**RECORDS FOR THE EXERCISE**
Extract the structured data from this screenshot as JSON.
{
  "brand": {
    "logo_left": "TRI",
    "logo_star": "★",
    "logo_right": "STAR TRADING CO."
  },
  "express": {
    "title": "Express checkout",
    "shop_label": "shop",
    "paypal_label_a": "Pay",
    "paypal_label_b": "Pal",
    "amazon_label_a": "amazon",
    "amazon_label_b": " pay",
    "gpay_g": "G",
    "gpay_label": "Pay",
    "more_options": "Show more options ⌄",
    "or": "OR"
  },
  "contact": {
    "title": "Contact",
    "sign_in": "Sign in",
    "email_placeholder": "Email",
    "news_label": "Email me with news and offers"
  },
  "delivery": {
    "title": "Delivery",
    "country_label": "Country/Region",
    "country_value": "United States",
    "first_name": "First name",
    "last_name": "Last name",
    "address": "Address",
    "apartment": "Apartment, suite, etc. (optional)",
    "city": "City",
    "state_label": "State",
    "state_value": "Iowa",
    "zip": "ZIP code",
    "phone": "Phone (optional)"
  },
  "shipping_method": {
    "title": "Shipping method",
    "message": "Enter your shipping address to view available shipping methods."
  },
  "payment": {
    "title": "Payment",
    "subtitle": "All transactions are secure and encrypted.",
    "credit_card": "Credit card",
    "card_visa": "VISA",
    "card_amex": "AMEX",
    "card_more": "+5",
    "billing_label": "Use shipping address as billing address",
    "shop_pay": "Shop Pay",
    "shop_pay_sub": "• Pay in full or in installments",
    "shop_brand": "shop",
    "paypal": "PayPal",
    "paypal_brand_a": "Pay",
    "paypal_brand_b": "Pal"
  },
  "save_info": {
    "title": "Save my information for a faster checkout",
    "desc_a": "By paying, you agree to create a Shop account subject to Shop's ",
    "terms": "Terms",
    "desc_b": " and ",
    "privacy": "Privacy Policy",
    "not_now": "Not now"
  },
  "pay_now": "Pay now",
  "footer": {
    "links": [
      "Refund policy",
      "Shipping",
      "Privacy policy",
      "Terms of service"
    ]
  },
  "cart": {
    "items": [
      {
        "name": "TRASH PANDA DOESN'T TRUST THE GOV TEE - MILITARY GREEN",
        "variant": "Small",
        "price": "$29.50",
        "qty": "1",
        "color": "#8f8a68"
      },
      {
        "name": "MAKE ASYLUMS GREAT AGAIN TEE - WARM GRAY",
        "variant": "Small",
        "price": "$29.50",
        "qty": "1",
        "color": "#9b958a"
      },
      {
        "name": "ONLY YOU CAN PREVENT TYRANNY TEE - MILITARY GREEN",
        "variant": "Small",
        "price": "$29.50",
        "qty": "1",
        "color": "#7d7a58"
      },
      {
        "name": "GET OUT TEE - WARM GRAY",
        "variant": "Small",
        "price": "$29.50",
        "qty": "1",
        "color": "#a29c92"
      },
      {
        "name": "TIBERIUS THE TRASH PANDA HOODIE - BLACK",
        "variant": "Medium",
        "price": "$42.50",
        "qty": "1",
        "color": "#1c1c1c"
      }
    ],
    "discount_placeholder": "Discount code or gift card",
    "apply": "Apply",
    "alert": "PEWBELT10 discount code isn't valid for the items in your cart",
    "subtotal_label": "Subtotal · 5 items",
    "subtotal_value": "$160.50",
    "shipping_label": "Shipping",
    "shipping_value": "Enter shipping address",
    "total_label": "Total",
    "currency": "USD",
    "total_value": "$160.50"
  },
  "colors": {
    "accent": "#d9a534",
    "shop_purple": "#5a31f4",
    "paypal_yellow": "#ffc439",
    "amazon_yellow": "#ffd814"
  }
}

**DIRECTIONS**
Select the lines in this material that hold the word "items", leaving none out.

**WRITTEN RESPONSE**
    "items": [
    "alert": "PEWBELT10 discount code isn't valid for the items in your cart",
    "subtotal_label": "Subtotal · 5 items",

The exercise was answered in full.